"""

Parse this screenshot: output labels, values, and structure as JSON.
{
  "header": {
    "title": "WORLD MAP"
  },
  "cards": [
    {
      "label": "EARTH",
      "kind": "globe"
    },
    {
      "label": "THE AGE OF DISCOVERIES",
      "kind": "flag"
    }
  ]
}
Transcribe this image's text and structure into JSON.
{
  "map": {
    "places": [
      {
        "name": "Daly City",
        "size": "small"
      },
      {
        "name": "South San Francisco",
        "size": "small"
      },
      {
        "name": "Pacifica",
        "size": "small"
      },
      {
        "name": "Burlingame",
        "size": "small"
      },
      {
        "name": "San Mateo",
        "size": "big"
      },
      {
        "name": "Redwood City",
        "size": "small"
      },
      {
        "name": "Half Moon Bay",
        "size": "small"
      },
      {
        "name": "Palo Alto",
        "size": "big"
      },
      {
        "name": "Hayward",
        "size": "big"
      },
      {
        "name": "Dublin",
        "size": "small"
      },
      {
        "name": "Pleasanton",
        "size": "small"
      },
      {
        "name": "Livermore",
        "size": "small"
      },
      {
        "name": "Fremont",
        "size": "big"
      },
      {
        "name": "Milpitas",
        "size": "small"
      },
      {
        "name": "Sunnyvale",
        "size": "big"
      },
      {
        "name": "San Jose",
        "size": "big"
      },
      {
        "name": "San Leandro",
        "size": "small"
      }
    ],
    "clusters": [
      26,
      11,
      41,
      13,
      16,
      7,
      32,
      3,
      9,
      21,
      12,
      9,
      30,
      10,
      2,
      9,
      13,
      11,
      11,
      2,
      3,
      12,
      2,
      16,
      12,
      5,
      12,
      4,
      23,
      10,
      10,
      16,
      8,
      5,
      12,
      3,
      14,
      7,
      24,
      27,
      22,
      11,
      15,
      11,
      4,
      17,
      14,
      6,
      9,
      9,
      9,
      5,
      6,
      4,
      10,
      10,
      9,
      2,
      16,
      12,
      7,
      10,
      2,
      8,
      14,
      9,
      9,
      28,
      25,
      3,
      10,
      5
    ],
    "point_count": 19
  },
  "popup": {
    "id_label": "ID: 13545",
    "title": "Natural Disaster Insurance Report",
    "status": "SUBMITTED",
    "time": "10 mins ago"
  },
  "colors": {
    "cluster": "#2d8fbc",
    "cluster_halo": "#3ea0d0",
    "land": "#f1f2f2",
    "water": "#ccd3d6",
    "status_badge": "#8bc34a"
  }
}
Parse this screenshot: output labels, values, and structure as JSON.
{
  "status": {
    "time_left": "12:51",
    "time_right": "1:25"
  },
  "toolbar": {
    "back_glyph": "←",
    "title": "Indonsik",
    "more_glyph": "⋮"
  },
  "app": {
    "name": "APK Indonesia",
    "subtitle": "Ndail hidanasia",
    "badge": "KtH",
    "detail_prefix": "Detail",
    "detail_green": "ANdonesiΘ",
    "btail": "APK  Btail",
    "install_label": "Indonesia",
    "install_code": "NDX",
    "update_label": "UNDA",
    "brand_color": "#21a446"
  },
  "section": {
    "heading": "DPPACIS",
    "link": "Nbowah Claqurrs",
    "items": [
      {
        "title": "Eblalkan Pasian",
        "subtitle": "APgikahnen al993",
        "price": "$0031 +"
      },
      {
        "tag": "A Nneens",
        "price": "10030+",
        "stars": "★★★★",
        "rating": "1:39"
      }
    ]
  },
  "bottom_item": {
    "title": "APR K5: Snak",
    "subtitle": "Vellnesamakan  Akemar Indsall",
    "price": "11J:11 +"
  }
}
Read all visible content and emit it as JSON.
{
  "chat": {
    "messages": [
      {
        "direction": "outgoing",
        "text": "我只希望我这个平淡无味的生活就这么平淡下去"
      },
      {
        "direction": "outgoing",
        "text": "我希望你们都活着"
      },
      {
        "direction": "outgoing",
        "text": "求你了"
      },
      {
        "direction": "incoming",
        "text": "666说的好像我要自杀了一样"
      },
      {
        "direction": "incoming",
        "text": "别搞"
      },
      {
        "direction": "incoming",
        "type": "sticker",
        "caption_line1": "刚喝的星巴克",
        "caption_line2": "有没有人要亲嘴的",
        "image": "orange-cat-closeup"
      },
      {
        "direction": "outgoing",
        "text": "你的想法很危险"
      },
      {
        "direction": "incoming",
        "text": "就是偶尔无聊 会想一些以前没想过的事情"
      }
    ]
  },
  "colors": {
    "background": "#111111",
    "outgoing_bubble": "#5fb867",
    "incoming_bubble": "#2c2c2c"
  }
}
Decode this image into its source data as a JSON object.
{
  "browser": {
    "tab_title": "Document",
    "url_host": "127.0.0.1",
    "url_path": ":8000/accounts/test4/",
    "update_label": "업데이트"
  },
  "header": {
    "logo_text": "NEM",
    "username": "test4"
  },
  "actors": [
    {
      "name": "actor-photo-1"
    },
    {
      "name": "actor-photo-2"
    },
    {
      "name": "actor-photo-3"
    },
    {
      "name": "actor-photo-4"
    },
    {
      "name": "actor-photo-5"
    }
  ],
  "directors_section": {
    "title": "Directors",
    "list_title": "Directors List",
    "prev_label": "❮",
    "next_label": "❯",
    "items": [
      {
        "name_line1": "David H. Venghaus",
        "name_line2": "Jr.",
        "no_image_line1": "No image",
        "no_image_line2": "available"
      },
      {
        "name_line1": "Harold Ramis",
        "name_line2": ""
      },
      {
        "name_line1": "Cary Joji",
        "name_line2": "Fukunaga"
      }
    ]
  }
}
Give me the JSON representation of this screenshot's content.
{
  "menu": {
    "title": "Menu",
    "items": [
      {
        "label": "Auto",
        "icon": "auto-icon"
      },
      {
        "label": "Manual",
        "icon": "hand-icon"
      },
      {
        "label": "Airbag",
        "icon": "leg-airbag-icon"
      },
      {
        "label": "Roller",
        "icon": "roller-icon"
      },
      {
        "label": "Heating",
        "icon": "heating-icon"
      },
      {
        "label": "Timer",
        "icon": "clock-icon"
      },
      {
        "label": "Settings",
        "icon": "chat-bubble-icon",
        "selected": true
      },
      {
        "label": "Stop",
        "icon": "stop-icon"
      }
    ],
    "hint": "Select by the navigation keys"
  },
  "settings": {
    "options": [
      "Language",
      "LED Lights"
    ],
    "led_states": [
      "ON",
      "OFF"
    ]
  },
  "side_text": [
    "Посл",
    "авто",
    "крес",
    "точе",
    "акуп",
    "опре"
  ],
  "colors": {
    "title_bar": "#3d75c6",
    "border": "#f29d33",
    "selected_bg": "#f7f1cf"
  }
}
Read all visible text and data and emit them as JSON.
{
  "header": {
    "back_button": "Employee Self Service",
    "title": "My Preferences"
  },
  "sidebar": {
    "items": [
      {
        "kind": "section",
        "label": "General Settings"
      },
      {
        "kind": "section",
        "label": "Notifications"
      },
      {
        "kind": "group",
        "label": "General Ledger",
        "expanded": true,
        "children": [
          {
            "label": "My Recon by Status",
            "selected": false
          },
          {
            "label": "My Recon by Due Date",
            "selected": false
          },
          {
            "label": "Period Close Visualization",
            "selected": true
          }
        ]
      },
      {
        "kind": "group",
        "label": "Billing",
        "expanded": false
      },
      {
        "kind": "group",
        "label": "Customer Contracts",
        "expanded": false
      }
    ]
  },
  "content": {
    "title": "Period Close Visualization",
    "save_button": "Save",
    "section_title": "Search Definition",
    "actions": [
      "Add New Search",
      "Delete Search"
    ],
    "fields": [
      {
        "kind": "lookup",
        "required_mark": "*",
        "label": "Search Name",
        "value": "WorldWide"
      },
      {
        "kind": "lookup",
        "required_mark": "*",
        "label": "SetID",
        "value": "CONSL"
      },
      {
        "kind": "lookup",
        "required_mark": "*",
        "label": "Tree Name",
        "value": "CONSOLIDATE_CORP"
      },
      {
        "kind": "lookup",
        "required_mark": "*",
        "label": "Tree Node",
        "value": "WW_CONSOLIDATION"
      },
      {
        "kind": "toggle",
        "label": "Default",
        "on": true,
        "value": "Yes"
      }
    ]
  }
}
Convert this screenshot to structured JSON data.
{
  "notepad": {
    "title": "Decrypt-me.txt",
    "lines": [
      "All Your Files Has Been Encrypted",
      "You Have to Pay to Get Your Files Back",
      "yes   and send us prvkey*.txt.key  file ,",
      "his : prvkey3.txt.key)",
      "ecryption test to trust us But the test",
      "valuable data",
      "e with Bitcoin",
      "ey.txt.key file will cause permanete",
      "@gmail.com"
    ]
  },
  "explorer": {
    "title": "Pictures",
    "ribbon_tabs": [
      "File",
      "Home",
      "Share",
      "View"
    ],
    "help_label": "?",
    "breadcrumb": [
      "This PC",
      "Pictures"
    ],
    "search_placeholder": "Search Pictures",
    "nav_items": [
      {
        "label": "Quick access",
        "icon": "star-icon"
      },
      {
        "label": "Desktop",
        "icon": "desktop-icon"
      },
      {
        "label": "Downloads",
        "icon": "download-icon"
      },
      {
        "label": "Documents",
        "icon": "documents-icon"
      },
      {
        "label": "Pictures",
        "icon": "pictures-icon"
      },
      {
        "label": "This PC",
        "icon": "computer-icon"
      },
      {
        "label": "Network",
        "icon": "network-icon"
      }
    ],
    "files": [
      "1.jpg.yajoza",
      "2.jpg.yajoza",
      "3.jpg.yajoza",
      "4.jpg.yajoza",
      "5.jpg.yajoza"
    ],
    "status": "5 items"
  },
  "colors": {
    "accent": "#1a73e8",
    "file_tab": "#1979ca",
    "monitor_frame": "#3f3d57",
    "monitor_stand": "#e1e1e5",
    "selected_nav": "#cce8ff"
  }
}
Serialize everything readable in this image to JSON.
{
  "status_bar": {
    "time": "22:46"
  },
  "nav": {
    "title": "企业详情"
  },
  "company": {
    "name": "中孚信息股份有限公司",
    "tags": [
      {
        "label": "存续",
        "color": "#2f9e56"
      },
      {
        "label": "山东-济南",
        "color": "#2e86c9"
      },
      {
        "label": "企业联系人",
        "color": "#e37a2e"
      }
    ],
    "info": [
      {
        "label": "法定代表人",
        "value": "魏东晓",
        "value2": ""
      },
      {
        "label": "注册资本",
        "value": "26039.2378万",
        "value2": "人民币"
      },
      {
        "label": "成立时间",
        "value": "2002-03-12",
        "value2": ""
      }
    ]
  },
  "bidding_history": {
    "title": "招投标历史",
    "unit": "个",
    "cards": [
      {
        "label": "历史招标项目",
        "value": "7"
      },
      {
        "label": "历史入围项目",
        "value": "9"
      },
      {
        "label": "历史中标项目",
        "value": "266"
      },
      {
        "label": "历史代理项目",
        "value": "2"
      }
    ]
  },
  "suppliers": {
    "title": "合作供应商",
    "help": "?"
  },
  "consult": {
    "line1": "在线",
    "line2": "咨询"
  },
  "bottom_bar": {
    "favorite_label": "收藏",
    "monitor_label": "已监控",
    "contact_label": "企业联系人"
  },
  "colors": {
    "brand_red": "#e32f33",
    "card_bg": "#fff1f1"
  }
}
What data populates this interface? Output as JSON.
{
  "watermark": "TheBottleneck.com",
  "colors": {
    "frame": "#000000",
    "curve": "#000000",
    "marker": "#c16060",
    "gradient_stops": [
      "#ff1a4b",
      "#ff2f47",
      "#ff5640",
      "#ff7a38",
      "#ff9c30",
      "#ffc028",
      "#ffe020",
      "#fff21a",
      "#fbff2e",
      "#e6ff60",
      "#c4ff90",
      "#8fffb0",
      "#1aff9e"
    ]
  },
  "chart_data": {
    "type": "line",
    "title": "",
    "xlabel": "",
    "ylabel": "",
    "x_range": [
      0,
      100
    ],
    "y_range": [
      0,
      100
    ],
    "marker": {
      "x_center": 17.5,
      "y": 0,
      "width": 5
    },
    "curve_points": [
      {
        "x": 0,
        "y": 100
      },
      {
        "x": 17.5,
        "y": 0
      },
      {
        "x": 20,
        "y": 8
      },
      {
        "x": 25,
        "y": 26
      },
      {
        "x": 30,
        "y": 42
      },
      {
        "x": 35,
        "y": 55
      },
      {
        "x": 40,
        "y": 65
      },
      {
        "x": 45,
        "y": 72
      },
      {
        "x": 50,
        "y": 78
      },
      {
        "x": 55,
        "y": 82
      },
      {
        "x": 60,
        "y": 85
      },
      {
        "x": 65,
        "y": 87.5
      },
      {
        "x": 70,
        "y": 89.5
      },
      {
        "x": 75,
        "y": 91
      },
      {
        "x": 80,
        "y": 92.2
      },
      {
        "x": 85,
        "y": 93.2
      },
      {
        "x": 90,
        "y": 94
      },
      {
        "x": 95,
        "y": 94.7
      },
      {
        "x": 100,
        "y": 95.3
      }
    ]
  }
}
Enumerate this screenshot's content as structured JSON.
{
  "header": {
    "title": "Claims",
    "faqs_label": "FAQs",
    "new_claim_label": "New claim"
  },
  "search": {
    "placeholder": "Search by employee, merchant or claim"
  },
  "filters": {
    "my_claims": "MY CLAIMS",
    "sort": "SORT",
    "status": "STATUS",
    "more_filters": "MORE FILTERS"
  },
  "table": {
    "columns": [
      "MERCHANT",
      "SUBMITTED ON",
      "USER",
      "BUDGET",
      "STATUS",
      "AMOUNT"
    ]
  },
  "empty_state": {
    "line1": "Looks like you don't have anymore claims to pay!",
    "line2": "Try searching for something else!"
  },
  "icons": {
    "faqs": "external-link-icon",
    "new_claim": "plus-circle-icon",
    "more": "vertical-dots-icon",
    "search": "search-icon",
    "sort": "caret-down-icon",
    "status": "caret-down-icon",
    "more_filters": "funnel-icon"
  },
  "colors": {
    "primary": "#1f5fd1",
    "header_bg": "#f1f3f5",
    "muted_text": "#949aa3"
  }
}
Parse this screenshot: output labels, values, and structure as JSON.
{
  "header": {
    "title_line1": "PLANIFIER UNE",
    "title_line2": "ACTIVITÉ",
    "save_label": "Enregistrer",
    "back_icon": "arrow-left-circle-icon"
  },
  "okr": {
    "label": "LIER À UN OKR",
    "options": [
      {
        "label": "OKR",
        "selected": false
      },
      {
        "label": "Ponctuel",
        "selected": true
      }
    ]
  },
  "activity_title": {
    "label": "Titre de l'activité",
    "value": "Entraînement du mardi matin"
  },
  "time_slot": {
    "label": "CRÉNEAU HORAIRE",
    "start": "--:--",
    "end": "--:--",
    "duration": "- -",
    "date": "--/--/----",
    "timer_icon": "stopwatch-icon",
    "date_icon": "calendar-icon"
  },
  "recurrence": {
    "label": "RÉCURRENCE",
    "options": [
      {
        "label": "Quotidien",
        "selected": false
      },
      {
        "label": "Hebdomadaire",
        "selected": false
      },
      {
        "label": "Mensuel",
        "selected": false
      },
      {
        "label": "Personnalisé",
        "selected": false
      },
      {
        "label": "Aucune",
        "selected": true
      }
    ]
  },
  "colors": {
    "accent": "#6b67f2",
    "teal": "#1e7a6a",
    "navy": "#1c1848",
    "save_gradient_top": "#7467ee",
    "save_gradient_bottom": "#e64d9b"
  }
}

"""

*WHAT TO PRODUCE*: Return every line from the records above that holds the word "into".

*TASK RESULT*:
Transcribe this image's text and structure into JSON.
Decode this image into its source data as a JSON object.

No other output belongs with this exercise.